Dataset entries:
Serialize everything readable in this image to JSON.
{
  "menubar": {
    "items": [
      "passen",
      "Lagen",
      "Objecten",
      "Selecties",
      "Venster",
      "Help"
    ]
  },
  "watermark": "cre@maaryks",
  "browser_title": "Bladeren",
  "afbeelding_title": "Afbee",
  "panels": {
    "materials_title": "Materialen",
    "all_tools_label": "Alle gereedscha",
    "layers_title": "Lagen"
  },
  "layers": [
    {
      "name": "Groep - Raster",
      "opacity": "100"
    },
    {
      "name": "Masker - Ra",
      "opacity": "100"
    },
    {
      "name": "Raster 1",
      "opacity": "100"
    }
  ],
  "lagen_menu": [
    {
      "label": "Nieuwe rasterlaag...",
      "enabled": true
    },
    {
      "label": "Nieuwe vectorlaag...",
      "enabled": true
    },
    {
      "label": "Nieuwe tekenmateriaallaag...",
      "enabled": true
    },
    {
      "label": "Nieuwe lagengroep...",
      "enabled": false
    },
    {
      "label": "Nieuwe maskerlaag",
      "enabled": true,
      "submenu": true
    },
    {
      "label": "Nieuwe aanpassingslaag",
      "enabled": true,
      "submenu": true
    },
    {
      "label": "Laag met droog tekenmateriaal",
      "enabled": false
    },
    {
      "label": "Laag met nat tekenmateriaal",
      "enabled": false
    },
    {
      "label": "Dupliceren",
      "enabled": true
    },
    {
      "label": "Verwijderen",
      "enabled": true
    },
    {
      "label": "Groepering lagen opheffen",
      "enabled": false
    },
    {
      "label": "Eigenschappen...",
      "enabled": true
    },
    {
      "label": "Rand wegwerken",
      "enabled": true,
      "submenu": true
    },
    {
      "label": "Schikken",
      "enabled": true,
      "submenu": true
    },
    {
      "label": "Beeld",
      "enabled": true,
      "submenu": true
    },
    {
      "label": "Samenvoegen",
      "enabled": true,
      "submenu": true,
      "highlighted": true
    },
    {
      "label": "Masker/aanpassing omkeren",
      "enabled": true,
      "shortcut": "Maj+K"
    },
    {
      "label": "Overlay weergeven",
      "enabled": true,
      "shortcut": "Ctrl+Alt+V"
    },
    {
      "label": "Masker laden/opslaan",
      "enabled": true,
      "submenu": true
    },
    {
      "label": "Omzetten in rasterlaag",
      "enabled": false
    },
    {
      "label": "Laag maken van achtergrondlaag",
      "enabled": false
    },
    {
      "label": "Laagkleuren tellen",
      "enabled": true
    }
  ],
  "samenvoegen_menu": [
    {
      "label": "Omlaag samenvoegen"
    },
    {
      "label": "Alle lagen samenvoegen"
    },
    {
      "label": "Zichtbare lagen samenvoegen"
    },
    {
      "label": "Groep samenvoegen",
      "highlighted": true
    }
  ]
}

- _To do_: Each line in the listing above that contains "name" should be copied.

- _Solution to this exercise_:
      "name": "Groep - Raster",
      "name": "Masker - Ra",
      "name": "Raster 1",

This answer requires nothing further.